** Work required **
Repeat the material exactly, every line of it.

─── Data excerpts ───

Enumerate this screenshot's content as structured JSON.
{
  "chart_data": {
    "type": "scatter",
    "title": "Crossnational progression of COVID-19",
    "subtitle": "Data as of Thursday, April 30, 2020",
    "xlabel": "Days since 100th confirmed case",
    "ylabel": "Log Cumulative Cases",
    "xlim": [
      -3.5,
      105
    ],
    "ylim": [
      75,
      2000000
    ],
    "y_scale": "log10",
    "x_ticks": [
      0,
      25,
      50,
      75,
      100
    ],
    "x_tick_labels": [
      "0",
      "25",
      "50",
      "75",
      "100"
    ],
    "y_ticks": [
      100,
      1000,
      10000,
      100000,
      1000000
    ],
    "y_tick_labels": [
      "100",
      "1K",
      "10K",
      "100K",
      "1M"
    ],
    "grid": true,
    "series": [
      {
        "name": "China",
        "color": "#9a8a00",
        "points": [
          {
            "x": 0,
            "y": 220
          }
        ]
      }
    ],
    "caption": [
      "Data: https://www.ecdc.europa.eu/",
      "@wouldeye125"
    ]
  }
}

───

** Output for this task **
Enumerate this screenshot's content as structured JSON.
{
  "chart_data": {
    "type": "scatter",
    "title": "Crossnational progression of COVID-19",
    "subtitle": "Data as of Thursday, April 30, 2020",
    "xlabel": "Days since 100th confirmed case",
    "ylabel": "Log Cumulative Cases",
    "xlim": [
      -3.5,
      105
    ],
    "ylim": [
      75,
      2000000
    ],
    "y_scale": "log10",
    "x_ticks": [
      0,
      25,
      50,
      75,
      100
    ],
    "x_tick_labels": [
      "0",
      "25",
      "50",
      "75",
      "100"
    ],
    "y_ticks": [
      100,
      1000,
      10000,
      100000,
      1000000
    ],
    "y_tick_labels": [
      "100",
      "1K",
      "10K",
      "100K",
      "1M"
    ],
    "grid": true,
    "series": [
      {
        "name": "China",
        "color": "#9a8a00",
        "points": [
          {
            "x": 0,
            "y": 220
          }
        ]
      }
    ],
    "caption": [
      "Data: https://www.ecdc.europa.eu/",
      "@wouldeye125"
    ]
  }
}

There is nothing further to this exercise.